Data shown:
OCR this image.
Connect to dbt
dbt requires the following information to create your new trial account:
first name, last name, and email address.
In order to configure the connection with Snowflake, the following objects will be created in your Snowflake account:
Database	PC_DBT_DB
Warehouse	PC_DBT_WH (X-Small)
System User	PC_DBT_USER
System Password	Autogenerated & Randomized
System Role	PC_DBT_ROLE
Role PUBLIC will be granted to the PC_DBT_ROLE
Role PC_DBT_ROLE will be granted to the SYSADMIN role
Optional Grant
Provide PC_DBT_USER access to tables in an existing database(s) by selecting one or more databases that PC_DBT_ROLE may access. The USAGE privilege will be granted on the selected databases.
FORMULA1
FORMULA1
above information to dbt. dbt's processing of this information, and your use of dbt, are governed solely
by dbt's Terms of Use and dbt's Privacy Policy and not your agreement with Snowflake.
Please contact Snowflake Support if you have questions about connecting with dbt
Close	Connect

What is required: Copy out all of the lines above exactly.

Task solution:
OCR this image.
Connect to dbt
dbt requires the following information to create your new trial account:
first name, last name, and email address.
In order to configure the connection with Snowflake, the following objects will be created in your Snowflake account:
Database	PC_DBT_DB
Warehouse	PC_DBT_WH (X-Small)
System User	PC_DBT_USER
System Password	Autogenerated & Randomized
System Role	PC_DBT_ROLE
Role PUBLIC will be granted to the PC_DBT_ROLE
Role PC_DBT_ROLE will be granted to the SYSADMIN role
Optional Grant
Provide PC_DBT_USER access to tables in an existing database(s) by selecting one or more databases that PC_DBT_ROLE may access. The USAGE privilege will be granted on the selected databases.
FORMULA1
FORMULA1
above information to dbt. dbt's processing of this information, and your use of dbt, are governed solely
by dbt's Terms of Use and dbt's Privacy Policy and not your agreement with Snowflake.
Please contact Snowflake Support if you have questions about connecting with dbt
Close	Connect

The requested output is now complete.